Stored dataset items:
----
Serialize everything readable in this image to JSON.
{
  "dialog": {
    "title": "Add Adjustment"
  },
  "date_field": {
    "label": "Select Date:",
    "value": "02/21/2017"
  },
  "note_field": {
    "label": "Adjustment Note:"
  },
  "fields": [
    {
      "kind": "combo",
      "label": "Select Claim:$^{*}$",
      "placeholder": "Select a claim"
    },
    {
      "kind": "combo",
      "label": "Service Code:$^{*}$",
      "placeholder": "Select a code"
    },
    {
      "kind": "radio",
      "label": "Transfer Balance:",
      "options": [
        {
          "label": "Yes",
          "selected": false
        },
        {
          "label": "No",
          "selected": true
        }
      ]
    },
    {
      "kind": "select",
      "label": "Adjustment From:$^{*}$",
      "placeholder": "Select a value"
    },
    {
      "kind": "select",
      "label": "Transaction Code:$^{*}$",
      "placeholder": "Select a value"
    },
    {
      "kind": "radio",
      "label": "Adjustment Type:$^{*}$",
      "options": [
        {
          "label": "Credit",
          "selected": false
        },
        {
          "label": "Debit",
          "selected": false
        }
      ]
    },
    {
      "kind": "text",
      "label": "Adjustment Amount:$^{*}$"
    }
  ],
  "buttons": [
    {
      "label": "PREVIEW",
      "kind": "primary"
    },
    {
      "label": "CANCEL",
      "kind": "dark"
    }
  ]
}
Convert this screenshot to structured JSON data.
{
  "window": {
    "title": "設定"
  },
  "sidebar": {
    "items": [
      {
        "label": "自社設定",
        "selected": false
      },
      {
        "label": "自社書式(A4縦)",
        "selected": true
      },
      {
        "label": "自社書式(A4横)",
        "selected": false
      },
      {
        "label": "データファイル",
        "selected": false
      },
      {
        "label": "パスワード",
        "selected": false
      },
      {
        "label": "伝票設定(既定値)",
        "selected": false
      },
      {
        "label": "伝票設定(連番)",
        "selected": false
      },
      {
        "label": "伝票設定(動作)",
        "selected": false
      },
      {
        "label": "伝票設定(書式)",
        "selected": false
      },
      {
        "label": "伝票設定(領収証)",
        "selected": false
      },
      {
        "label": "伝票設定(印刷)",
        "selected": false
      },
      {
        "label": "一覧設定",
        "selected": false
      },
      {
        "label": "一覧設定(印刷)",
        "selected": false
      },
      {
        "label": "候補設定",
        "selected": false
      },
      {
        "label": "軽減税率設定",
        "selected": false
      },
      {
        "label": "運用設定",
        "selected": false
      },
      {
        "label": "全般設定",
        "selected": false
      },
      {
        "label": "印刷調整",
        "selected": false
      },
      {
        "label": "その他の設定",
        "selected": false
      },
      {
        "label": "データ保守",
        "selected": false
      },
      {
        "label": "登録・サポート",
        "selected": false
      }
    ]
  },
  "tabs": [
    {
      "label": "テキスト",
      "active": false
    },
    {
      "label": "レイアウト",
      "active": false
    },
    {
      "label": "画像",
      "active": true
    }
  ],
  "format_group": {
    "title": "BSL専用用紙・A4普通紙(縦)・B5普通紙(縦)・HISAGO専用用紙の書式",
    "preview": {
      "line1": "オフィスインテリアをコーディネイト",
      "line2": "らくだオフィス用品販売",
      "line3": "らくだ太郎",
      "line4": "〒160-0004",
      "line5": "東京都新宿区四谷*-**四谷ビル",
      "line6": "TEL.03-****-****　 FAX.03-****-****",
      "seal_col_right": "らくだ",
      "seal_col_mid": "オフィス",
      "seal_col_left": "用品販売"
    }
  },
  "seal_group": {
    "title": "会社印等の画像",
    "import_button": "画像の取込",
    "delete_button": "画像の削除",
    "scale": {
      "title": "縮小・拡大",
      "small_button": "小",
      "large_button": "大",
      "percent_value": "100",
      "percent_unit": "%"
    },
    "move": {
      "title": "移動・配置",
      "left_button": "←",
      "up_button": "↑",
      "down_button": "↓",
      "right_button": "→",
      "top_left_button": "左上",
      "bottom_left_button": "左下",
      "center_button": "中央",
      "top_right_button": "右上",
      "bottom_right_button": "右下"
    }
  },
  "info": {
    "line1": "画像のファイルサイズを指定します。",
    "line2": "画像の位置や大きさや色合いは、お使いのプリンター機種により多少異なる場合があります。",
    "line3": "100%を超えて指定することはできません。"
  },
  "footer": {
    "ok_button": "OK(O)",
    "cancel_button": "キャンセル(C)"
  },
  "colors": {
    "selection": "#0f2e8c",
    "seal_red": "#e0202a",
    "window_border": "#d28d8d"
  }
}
----
> STATED EXERCISE:
Restate every entry word for word.

> THE RESPONSE:
Serialize everything readable in this image to JSON.
{
  "dialog": {
    "title": "Add Adjustment"
  },
  "date_field": {
    "label": "Select Date:",
    "value": "02/21/2017"
  },
  "note_field": {
    "label": "Adjustment Note:"
  },
  "fields": [
    {
      "kind": "combo",
      "label": "Select Claim:$^{*}$",
      "placeholder": "Select a claim"
    },
    {
      "kind": "combo",
      "label": "Service Code:$^{*}$",
      "placeholder": "Select a code"
    },
    {
      "kind": "radio",
      "label": "Transfer Balance:",
      "options": [
        {
          "label": "Yes",
          "selected": false
        },
        {
          "label": "No",
          "selected": true
        }
      ]
    },
    {
      "kind": "select",
      "label": "Adjustment From:$^{*}$",
      "placeholder": "Select a value"
    },
    {
      "kind": "select",
      "label": "Transaction Code:$^{*}$",
      "placeholder": "Select a value"
    },
    {
      "kind": "radio",
      "label": "Adjustment Type:$^{*}$",
      "options": [
        {
          "label": "Credit",
          "selected": false
        },
        {
          "label": "Debit",
          "selected": false
        }
      ]
    },
    {
      "kind": "text",
      "label": "Adjustment Amount:$^{*}$"
    }
  ],
  "buttons": [
    {
      "label": "PREVIEW",
      "kind": "primary"
    },
    {
      "label": "CANCEL",
      "kind": "dark"
    }
  ]
}
Convert this screenshot to structured JSON data.
{
  "window": {
    "title": "設定"
  },
  "sidebar": {
    "items": [
      {
        "label": "自社設定",
        "selected": false
      },
      {
        "label": "自社書式(A4縦)",
        "selected": true
      },
      {
        "label": "自社書式(A4横)",
        "selected": false
      },
      {
        "label": "データファイル",
        "selected": false
      },
      {
        "label": "パスワード",
        "selected": false
      },
      {
        "label": "伝票設定(既定値)",
        "selected": false
      },
      {
        "label": "伝票設定(連番)",
        "selected": false
      },
      {
        "label": "伝票設定(動作)",
        "selected": false
      },
      {
        "label": "伝票設定(書式)",
        "selected": false
      },
      {
        "label": "伝票設定(領収証)",
        "selected": false
      },
      {
        "label": "伝票設定(印刷)",
        "selected": false
      },
      {
        "label": "一覧設定",
        "selected": false
      },
      {
        "label": "一覧設定(印刷)",
        "selected": false
      },
      {
        "label": "候補設定",
        "selected": false
      },
      {
        "label": "軽減税率設定",
        "selected": false
      },
      {
        "label": "運用設定",
        "selected": false
      },
      {
        "label": "全般設定",
        "selected": false
      },
      {
        "label": "印刷調整",
        "selected": false
      },
      {
        "label": "その他の設定",
        "selected": false
      },
      {
        "label": "データ保守",
        "selected": false
      },
      {
        "label": "登録・サポート",
        "selected": false
      }
    ]
  },
  "tabs": [
    {
      "label": "テキスト",
      "active": false
    },
    {
      "label": "レイアウト",
      "active": false
    },
    {
      "label": "画像",
      "active": true
    }
  ],
  "format_group": {
    "title": "BSL専用用紙・A4普通紙(縦)・B5普通紙(縦)・HISAGO専用用紙の書式",
    "preview": {
      "line1": "オフィスインテリアをコーディネイト",
      "line2": "らくだオフィス用品販売",
      "line3": "らくだ太郎",
      "line4": "〒160-0004",
      "line5": "東京都新宿区四谷*-**四谷ビル",
      "line6": "TEL.03-****-****　 FAX.03-****-****",
      "seal_col_right": "らくだ",
      "seal_col_mid": "オフィス",
      "seal_col_left": "用品販売"
    }
  },
  "seal_group": {
    "title": "会社印等の画像",
    "import_button": "画像の取込",
    "delete_button": "画像の削除",
    "scale": {
      "title": "縮小・拡大",
      "small_button": "小",
      "large_button": "大",
      "percent_value": "100",
      "percent_unit": "%"
    },
    "move": {
      "title": "移動・配置",
      "left_button": "←",
      "up_button": "↑",
      "down_button": "↓",
      "right_button": "→",
      "top_left_button": "左上",
      "bottom_left_button": "左下",
      "center_button": "中央",
      "top_right_button": "右上",
      "bottom_right_button": "右下"
    }
  },
  "info": {
    "line1": "画像のファイルサイズを指定します。",
    "line2": "画像の位置や大きさや色合いは、お使いのプリンター機種により多少異なる場合があります。",
    "line3": "100%を超えて指定することはできません。"
  },
  "footer": {
    "ok_button": "OK(O)",
    "cancel_button": "キャンセル(C)"
  },
  "colors": {
    "selection": "#0f2e8c",
    "seal_red": "#e0202a",
    "window_border": "#d28d8d"
  }
}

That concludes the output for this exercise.